**Given problem**:
Output every line exactly as written. Leave out pictures.

** Begin Dataset **

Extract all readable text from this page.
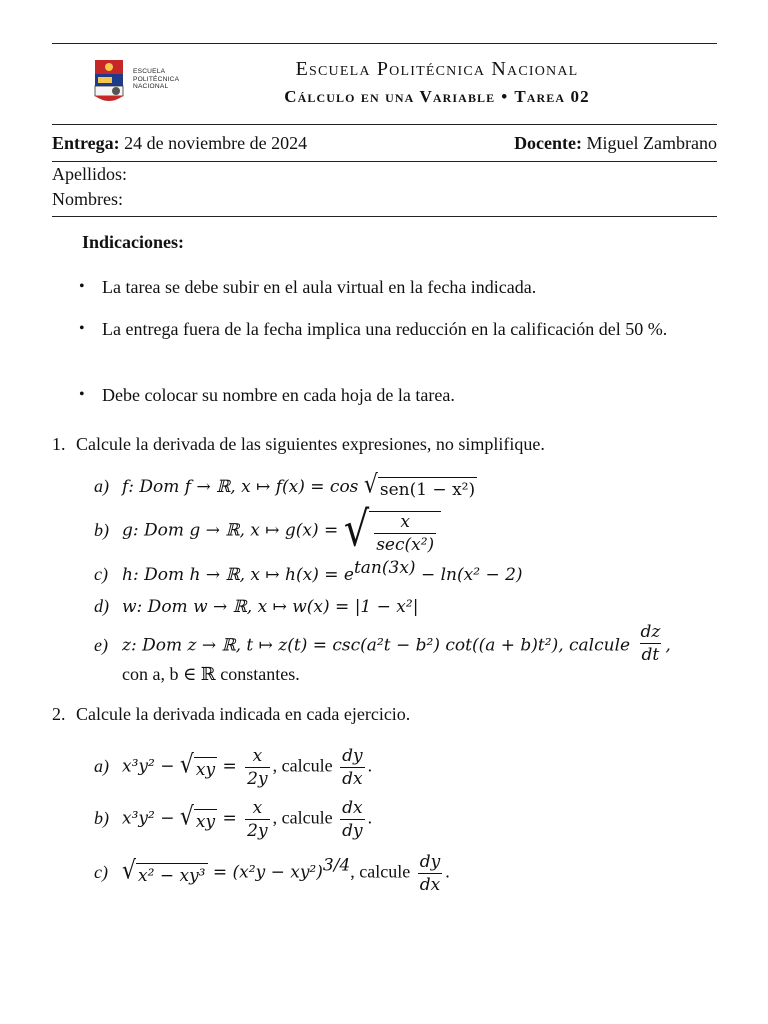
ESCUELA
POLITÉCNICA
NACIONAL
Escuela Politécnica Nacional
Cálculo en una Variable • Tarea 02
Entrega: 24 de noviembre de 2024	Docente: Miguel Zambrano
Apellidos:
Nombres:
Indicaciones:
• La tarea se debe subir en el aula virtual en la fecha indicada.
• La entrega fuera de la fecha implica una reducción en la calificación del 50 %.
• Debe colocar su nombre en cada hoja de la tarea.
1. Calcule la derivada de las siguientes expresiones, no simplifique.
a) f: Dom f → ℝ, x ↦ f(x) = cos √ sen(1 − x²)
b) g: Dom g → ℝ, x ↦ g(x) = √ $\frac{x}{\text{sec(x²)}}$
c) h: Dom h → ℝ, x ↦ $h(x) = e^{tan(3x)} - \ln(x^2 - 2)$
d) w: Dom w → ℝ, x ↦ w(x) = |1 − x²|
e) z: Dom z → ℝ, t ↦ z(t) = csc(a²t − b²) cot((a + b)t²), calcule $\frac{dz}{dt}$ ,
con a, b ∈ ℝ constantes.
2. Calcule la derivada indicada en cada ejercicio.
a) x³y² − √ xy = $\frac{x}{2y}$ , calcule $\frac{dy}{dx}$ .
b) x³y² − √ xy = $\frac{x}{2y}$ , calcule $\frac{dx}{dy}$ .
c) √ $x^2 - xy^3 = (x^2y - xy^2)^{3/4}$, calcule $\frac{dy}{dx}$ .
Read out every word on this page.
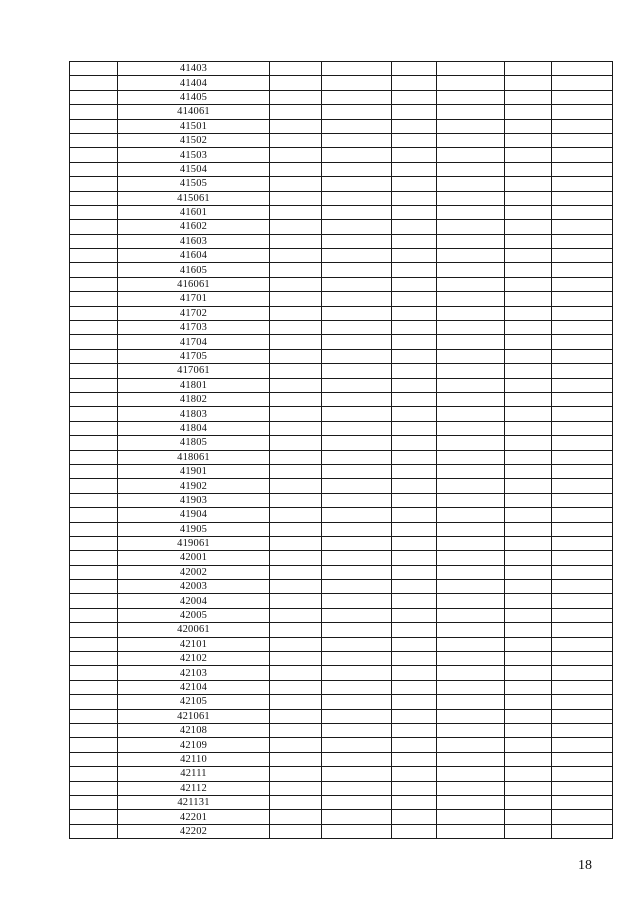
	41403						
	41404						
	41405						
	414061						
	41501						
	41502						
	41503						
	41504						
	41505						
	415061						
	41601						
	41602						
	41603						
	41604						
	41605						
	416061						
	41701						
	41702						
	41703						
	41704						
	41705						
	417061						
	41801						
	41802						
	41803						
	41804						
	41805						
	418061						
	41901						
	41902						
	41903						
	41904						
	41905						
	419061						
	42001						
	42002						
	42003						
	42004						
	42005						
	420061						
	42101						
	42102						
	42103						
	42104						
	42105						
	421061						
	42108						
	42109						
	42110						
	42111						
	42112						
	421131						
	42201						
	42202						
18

** End Dataset **

**Finished exercise**:
Extract all readable text from this page.
ESCUELA
POLITÉCNICA
NACIONAL
Escuela Politécnica Nacional
Cálculo en una Variable • Tarea 02
Entrega: 24 de noviembre de 2024	Docente: Miguel Zambrano
Apellidos:
Nombres:
Indicaciones:
• La tarea se debe subir en el aula virtual en la fecha indicada.
• La entrega fuera de la fecha implica una reducción en la calificación del 50 %.
• Debe colocar su nombre en cada hoja de la tarea.
1. Calcule la derivada de las siguientes expresiones, no simplifique.
a) f: Dom f → ℝ, x ↦ f(x) = cos √ sen(1 − x²)
b) g: Dom g → ℝ, x ↦ g(x) = √ $\frac{x}{\text{sec(x²)}}$
c) h: Dom h → ℝ, x ↦ $h(x) = e^{tan(3x)} - \ln(x^2 - 2)$
d) w: Dom w → ℝ, x ↦ w(x) = |1 − x²|
e) z: Dom z → ℝ, t ↦ z(t) = csc(a²t − b²) cot((a + b)t²), calcule $\frac{dz}{dt}$ ,
con a, b ∈ ℝ constantes.
2. Calcule la derivada indicada en cada ejercicio.
a) x³y² − √ xy = $\frac{x}{2y}$ , calcule $\frac{dy}{dx}$ .
b) x³y² − √ xy = $\frac{x}{2y}$ , calcule $\frac{dx}{dy}$ .
c) √ $x^2 - xy^3 = (x^2y - xy^2)^{3/4}$, calcule $\frac{dy}{dx}$ .
Read out every word on this page.
	41403						
	41404						
	41405						
	414061						
	41501						
	41502						
	41503						
	41504						
	41505						
	415061						
	41601						
	41602						
	41603						
	41604						
	41605						
	416061						
	41701						
	41702						
	41703						
	41704						
	41705						
	417061						
	41801						
	41802						
	41803						
	41804						
	41805						
	418061						
	41901						
	41902						
	41903						
	41904						
	41905						
	419061						
	42001						
	42002						
	42003						
	42004						
	42005						
	420061						
	42101						
	42102						
	42103						
	42104						
	42105						
	421061						
	42108						
	42109						
	42110						
	42111						
	42112						
	421131						
	42201						
	42202						
18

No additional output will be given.